(Layout records)
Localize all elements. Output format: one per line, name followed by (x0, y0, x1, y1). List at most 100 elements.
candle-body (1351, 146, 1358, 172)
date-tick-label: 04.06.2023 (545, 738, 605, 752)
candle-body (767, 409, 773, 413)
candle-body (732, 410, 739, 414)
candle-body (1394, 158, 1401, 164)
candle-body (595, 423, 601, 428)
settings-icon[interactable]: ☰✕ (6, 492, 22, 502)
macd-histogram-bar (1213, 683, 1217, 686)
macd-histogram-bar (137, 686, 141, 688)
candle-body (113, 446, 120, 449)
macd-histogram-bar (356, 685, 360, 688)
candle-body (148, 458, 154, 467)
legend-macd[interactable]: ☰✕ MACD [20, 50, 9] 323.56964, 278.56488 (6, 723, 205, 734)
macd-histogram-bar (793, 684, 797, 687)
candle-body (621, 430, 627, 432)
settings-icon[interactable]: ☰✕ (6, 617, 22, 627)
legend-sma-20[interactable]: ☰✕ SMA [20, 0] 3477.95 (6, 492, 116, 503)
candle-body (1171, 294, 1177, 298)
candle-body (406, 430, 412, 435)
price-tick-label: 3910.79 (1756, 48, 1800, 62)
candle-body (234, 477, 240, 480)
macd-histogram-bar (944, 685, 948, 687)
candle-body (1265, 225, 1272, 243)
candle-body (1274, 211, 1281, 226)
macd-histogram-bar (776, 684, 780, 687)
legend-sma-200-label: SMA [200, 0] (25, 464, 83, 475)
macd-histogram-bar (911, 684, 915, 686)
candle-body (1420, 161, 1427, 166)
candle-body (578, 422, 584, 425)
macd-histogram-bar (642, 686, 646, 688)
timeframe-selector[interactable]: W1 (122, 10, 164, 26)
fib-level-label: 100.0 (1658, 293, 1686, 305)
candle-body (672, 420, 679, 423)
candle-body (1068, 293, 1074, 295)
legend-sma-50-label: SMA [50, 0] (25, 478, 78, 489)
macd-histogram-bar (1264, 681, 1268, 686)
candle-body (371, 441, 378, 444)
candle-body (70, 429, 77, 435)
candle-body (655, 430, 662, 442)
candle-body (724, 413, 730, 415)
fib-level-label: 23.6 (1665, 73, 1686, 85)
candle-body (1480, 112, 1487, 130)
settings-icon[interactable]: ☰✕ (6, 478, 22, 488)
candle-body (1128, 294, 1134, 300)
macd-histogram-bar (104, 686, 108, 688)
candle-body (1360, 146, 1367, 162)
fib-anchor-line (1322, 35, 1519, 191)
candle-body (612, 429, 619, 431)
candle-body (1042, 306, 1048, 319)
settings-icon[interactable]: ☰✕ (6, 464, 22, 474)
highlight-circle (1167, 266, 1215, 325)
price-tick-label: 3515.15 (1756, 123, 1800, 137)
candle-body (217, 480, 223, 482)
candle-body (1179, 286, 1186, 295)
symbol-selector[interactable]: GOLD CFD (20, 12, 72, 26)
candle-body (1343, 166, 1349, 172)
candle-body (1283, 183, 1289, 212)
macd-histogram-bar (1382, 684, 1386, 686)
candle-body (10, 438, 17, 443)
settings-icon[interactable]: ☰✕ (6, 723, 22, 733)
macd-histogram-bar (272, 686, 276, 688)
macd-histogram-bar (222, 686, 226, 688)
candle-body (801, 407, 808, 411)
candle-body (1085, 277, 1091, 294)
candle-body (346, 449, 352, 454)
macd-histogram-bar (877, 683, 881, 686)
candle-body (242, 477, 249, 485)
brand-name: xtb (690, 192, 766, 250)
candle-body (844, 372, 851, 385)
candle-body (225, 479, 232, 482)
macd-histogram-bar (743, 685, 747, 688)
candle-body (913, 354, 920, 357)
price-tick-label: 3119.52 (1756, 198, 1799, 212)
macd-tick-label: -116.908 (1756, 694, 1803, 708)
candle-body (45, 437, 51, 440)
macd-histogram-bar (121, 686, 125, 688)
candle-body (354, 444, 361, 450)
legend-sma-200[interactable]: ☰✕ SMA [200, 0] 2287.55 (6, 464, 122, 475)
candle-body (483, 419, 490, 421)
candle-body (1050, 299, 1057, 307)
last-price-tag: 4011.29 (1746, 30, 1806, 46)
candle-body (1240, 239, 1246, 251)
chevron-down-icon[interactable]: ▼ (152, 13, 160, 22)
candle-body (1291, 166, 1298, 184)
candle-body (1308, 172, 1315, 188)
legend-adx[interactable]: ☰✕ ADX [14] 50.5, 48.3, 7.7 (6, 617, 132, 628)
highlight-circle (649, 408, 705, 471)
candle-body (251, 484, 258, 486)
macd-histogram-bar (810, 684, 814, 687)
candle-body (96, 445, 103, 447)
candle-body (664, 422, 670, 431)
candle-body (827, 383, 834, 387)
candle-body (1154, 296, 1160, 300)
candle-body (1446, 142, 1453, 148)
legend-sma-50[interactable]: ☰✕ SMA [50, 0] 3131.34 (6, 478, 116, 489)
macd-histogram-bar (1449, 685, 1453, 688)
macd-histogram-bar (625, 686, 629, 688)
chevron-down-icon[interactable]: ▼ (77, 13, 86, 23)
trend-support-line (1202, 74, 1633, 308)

### Task to carry out
Switch "candle-body" to "candlestick-body" everywhere it occurs in the rows above, and reproduce the rest of every row without change.

### The result
Localize all elements. Output format: one per line, name followed by (x0, y0, x1, y1). List at most 100 elements.
candlestick-body (1351, 146, 1358, 172)
date-tick-label: 04.06.2023 (545, 738, 605, 752)
candlestick-body (767, 409, 773, 413)
candlestick-body (732, 410, 739, 414)
candlestick-body (1394, 158, 1401, 164)
candlestick-body (595, 423, 601, 428)
settings-icon[interactable]: ☰✕ (6, 492, 22, 502)
macd-histogram-bar (1213, 683, 1217, 686)
macd-histogram-bar (137, 686, 141, 688)
candlestick-body (113, 446, 120, 449)
macd-histogram-bar (356, 685, 360, 688)
candlestick-body (148, 458, 154, 467)
legend-macd[interactable]: ☰✕ MACD [20, 50, 9] 323.56964, 278.56488 (6, 723, 205, 734)
macd-histogram-bar (793, 684, 797, 687)
candlestick-body (621, 430, 627, 432)
settings-icon[interactable]: ☰✕ (6, 617, 22, 627)
legend-sma-20[interactable]: ☰✕ SMA [20, 0] 3477.95 (6, 492, 116, 503)
candlestick-body (1171, 294, 1177, 298)
candlestick-body (406, 430, 412, 435)
price-tick-label: 3910.79 (1756, 48, 1800, 62)
candlestick-body (234, 477, 240, 480)
macd-histogram-bar (944, 685, 948, 687)
candlestick-body (1265, 225, 1272, 243)
candlestick-body (1274, 211, 1281, 226)
macd-histogram-bar (776, 684, 780, 687)
legend-sma-200-label: SMA [200, 0] (25, 464, 83, 475)
macd-histogram-bar (911, 684, 915, 686)
candlestick-body (1420, 161, 1427, 166)
candlestick-body (578, 422, 584, 425)
macd-histogram-bar (642, 686, 646, 688)
timeframe-selector[interactable]: W1 (122, 10, 164, 26)
fib-level-label: 100.0 (1658, 293, 1686, 305)
candlestick-body (672, 420, 679, 423)
candlestick-body (1068, 293, 1074, 295)
legend-sma-50-label: SMA [50, 0] (25, 478, 78, 489)
macd-histogram-bar (1264, 681, 1268, 686)
candlestick-body (371, 441, 378, 444)
candlestick-body (70, 429, 77, 435)
candlestick-body (655, 430, 662, 442)
candlestick-body (724, 413, 730, 415)
fib-level-label: 23.6 (1665, 73, 1686, 85)
candlestick-body (1480, 112, 1487, 130)
settings-icon[interactable]: ☰✕ (6, 478, 22, 488)
candlestick-body (1128, 294, 1134, 300)
macd-histogram-bar (104, 686, 108, 688)
candlestick-body (1360, 146, 1367, 162)
fib-anchor-line (1322, 35, 1519, 191)
candlestick-body (612, 429, 619, 431)
candlestick-body (1042, 306, 1048, 319)
settings-icon[interactable]: ☰✕ (6, 464, 22, 474)
highlight-circle (1167, 266, 1215, 325)
price-tick-label: 3515.15 (1756, 123, 1800, 137)
candlestick-body (217, 480, 223, 482)
candlestick-body (1179, 286, 1186, 295)
symbol-selector[interactable]: GOLD CFD (20, 12, 72, 26)
candlestick-body (1343, 166, 1349, 172)
candlestick-body (1283, 183, 1289, 212)
macd-histogram-bar (1382, 684, 1386, 686)
candlestick-body (10, 438, 17, 443)
settings-icon[interactable]: ☰✕ (6, 723, 22, 733)
macd-histogram-bar (272, 686, 276, 688)
macd-histogram-bar (222, 686, 226, 688)
candlestick-body (801, 407, 808, 411)
candlestick-body (1085, 277, 1091, 294)
candlestick-body (346, 449, 352, 454)
macd-histogram-bar (877, 683, 881, 686)
candlestick-body (242, 477, 249, 485)
brand-name: xtb (690, 192, 766, 250)
candlestick-body (844, 372, 851, 385)
candlestick-body (225, 479, 232, 482)
macd-histogram-bar (743, 685, 747, 688)
candlestick-body (913, 354, 920, 357)
price-tick-label: 3119.52 (1756, 198, 1799, 212)
macd-tick-label: -116.908 (1756, 694, 1803, 708)
candlestick-body (45, 437, 51, 440)
macd-histogram-bar (121, 686, 125, 688)
candlestick-body (354, 444, 361, 450)
legend-sma-200[interactable]: ☰✕ SMA [200, 0] 2287.55 (6, 464, 122, 475)
candlestick-body (483, 419, 490, 421)
candlestick-body (1050, 299, 1057, 307)
last-price-tag: 4011.29 (1746, 30, 1806, 46)
candlestick-body (1240, 239, 1246, 251)
chevron-down-icon[interactable]: ▼ (152, 13, 160, 22)
candlestick-body (1291, 166, 1298, 184)
candlestick-body (1308, 172, 1315, 188)
legend-adx[interactable]: ☰✕ ADX [14] 50.5, 48.3, 7.7 (6, 617, 132, 628)
highlight-circle (649, 408, 705, 471)
candlestick-body (251, 484, 258, 486)
macd-histogram-bar (810, 684, 814, 687)
candlestick-body (96, 445, 103, 447)
candlestick-body (664, 422, 670, 431)
candlestick-body (827, 383, 834, 387)
candlestick-body (1154, 296, 1160, 300)
candlestick-body (1446, 142, 1453, 148)
legend-sma-50[interactable]: ☰✕ SMA [50, 0] 3131.34 (6, 478, 116, 489)
macd-histogram-bar (1449, 685, 1453, 688)
macd-histogram-bar (625, 686, 629, 688)
chevron-down-icon[interactable]: ▼ (77, 13, 86, 23)
trend-support-line (1202, 74, 1633, 308)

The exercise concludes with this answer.